Your task is to print all of the data word for word.

[Dataset records]
○ ○ ○ ○ ○ ○ ○

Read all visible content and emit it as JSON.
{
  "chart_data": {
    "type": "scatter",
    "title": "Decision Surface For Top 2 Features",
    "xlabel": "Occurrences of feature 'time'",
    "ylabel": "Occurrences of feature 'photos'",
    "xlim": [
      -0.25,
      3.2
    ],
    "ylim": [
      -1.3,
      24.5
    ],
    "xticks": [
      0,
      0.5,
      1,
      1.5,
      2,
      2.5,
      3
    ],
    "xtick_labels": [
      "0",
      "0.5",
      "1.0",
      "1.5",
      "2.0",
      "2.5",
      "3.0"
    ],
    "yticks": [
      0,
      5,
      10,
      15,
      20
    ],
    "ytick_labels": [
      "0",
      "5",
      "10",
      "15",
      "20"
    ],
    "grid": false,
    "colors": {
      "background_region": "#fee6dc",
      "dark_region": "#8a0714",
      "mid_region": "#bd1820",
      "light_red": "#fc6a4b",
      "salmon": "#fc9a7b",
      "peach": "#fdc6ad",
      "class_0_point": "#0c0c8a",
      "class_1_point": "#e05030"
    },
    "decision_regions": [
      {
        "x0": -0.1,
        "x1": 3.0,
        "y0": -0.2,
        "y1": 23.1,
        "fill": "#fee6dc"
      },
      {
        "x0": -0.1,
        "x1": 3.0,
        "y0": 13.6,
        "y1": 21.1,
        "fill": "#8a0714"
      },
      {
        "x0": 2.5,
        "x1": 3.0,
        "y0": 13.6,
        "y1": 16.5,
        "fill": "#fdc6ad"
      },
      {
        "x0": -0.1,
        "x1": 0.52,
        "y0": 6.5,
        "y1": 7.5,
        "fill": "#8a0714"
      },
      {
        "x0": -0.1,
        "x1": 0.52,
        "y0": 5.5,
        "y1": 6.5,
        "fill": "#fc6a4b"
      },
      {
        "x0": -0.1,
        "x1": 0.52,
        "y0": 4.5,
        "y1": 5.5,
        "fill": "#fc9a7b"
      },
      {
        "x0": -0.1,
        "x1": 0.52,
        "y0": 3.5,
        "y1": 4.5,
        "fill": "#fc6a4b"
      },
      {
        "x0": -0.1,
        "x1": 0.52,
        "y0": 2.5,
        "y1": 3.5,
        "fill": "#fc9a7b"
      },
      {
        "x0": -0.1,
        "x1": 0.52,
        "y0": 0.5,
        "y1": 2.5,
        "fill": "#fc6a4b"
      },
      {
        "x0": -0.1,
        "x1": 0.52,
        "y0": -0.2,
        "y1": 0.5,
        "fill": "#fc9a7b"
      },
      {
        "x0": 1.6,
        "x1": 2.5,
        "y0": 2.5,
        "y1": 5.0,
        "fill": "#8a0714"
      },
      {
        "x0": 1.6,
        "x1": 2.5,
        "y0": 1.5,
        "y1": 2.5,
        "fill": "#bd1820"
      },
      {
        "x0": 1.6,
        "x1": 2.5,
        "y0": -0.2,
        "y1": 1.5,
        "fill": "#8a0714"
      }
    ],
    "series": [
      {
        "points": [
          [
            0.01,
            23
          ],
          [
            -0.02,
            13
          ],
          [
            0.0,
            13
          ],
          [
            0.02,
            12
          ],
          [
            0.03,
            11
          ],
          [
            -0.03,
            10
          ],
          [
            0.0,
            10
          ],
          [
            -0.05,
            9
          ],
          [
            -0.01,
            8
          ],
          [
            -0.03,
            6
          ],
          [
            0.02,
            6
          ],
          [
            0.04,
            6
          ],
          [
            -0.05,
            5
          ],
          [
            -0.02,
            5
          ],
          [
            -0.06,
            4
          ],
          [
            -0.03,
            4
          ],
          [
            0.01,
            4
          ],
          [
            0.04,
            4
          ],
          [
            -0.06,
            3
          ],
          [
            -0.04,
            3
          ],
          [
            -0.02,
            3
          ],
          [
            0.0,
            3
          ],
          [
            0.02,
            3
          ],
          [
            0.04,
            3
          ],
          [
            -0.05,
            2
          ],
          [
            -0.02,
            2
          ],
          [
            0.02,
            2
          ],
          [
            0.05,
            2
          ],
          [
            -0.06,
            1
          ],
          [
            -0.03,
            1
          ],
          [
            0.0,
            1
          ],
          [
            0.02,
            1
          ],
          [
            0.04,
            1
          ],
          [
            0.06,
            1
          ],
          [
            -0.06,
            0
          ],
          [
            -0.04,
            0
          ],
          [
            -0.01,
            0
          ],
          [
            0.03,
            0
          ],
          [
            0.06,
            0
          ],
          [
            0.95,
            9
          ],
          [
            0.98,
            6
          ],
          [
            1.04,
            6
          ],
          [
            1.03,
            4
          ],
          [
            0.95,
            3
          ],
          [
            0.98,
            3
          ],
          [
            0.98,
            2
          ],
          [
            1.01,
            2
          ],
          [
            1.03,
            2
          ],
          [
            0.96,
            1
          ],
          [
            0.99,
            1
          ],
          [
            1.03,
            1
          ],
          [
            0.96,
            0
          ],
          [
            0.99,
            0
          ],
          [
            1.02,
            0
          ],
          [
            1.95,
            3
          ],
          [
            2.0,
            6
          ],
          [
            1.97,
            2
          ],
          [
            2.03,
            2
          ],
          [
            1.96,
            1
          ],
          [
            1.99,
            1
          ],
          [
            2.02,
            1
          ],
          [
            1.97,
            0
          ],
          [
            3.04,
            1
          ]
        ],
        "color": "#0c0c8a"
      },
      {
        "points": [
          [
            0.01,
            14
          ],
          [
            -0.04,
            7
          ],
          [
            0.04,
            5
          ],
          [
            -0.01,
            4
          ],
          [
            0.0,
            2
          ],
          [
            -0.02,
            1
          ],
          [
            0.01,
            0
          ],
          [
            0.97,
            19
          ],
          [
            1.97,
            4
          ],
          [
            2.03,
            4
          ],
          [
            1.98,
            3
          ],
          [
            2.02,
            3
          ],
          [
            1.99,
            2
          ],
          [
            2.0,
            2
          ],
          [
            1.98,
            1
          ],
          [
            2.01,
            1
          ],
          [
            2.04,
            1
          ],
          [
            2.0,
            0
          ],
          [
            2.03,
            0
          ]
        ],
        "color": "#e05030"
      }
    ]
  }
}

○ ○ ○ ○ ○ ○ ○

:: Reply ::
Read all visible content and emit it as JSON.
{
  "chart_data": {
    "type": "scatter",
    "title": "Decision Surface For Top 2 Features",
    "xlabel": "Occurrences of feature 'time'",
    "ylabel": "Occurrences of feature 'photos'",
    "xlim": [
      -0.25,
      3.2
    ],
    "ylim": [
      -1.3,
      24.5
    ],
    "xticks": [
      0,
      0.5,
      1,
      1.5,
      2,
      2.5,
      3
    ],
    "xtick_labels": [
      "0",
      "0.5",
      "1.0",
      "1.5",
      "2.0",
      "2.5",
      "3.0"
    ],
    "yticks": [
      0,
      5,
      10,
      15,
      20
    ],
    "ytick_labels": [
      "0",
      "5",
      "10",
      "15",
      "20"
    ],
    "grid": false,
    "colors": {
      "background_region": "#fee6dc",
      "dark_region": "#8a0714",
      "mid_region": "#bd1820",
      "light_red": "#fc6a4b",
      "salmon": "#fc9a7b",
      "peach": "#fdc6ad",
      "class_0_point": "#0c0c8a",
      "class_1_point": "#e05030"
    },
    "decision_regions": [
      {
        "x0": -0.1,
        "x1": 3.0,
        "y0": -0.2,
        "y1": 23.1,
        "fill": "#fee6dc"
      },
      {
        "x0": -0.1,
        "x1": 3.0,
        "y0": 13.6,
        "y1": 21.1,
        "fill": "#8a0714"
      },
      {
        "x0": 2.5,
        "x1": 3.0,
        "y0": 13.6,
        "y1": 16.5,
        "fill": "#fdc6ad"
      },
      {
        "x0": -0.1,
        "x1": 0.52,
        "y0": 6.5,
        "y1": 7.5,
        "fill": "#8a0714"
      },
      {
        "x0": -0.1,
        "x1": 0.52,
        "y0": 5.5,
        "y1": 6.5,
        "fill": "#fc6a4b"
      },
      {
        "x0": -0.1,
        "x1": 0.52,
        "y0": 4.5,
        "y1": 5.5,
        "fill": "#fc9a7b"
      },
      {
        "x0": -0.1,
        "x1": 0.52,
        "y0": 3.5,
        "y1": 4.5,
        "fill": "#fc6a4b"
      },
      {
        "x0": -0.1,
        "x1": 0.52,
        "y0": 2.5,
        "y1": 3.5,
        "fill": "#fc9a7b"
      },
      {
        "x0": -0.1,
        "x1": 0.52,
        "y0": 0.5,
        "y1": 2.5,
        "fill": "#fc6a4b"
      },
      {
        "x0": -0.1,
        "x1": 0.52,
        "y0": -0.2,
        "y1": 0.5,
        "fill": "#fc9a7b"
      },
      {
        "x0": 1.6,
        "x1": 2.5,
        "y0": 2.5,
        "y1": 5.0,
        "fill": "#8a0714"
      },
      {
        "x0": 1.6,
        "x1": 2.5,
        "y0": 1.5,
        "y1": 2.5,
        "fill": "#bd1820"
      },
      {
        "x0": 1.6,
        "x1": 2.5,
        "y0": -0.2,
        "y1": 1.5,
        "fill": "#8a0714"
      }
    ],
    "series": [
      {
        "points": [
          [
            0.01,
            23
          ],
          [
            -0.02,
            13
          ],
          [
            0.0,
            13
          ],
          [
            0.02,
            12
          ],
          [
            0.03,
            11
          ],
          [
            -0.03,
            10
          ],
          [
            0.0,
            10
          ],
          [
            -0.05,
            9
          ],
          [
            -0.01,
            8
          ],
          [
            -0.03,
            6
          ],
          [
            0.02,
            6
          ],
          [
            0.04,
            6
          ],
          [
            -0.05,
            5
          ],
          [
            -0.02,
            5
          ],
          [
            -0.06,
            4
          ],
          [
            -0.03,
            4
          ],
          [
            0.01,
            4
          ],
          [
            0.04,
            4
          ],
          [
            -0.06,
            3
          ],
          [
            -0.04,
            3
          ],
          [
            -0.02,
            3
          ],
          [
            0.0,
            3
          ],
          [
            0.02,
            3
          ],
          [
            0.04,
            3
          ],
          [
            -0.05,
            2
          ],
          [
            -0.02,
            2
          ],
          [
            0.02,
            2
          ],
          [
            0.05,
            2
          ],
          [
            -0.06,
            1
          ],
          [
            -0.03,
            1
          ],
          [
            0.0,
            1
          ],
          [
            0.02,
            1
          ],
          [
            0.04,
            1
          ],
          [
            0.06,
            1
          ],
          [
            -0.06,
            0
          ],
          [
            -0.04,
            0
          ],
          [
            -0.01,
            0
          ],
          [
            0.03,
            0
          ],
          [
            0.06,
            0
          ],
          [
            0.95,
            9
          ],
          [
            0.98,
            6
          ],
          [
            1.04,
            6
          ],
          [
            1.03,
            4
          ],
          [
            0.95,
            3
          ],
          [
            0.98,
            3
          ],
          [
            0.98,
            2
          ],
          [
            1.01,
            2
          ],
          [
            1.03,
            2
          ],
          [
            0.96,
            1
          ],
          [
            0.99,
            1
          ],
          [
            1.03,
            1
          ],
          [
            0.96,
            0
          ],
          [
            0.99,
            0
          ],
          [
            1.02,
            0
          ],
          [
            1.95,
            3
          ],
          [
            2.0,
            6
          ],
          [
            1.97,
            2
          ],
          [
            2.03,
            2
          ],
          [
            1.96,
            1
          ],
          [
            1.99,
            1
          ],
          [
            2.02,
            1
          ],
          [
            1.97,
            0
          ],
          [
            3.04,
            1
          ]
        ],
        "color": "#0c0c8a"
      },
      {
        "points": [
          [
            0.01,
            14
          ],
          [
            -0.04,
            7
          ],
          [
            0.04,
            5
          ],
          [
            -0.01,
            4
          ],
          [
            0.0,
            2
          ],
          [
            -0.02,
            1
          ],
          [
            0.01,
            0
          ],
          [
            0.97,
            19
          ],
          [
            1.97,
            4
          ],
          [
            2.03,
            4
          ],
          [
            1.98,
            3
          ],
          [
            2.02,
            3
          ],
          [
            1.99,
            2
          ],
          [
            2.0,
            2
          ],
          [
            1.98,
            1
          ],
          [
            2.01,
            1
          ],
          [
            2.04,
            1
          ],
          [
            2.0,
            0
          ],
          [
            2.03,
            0
          ]
        ],
        "color": "#e05030"
      }
    ]
  }
}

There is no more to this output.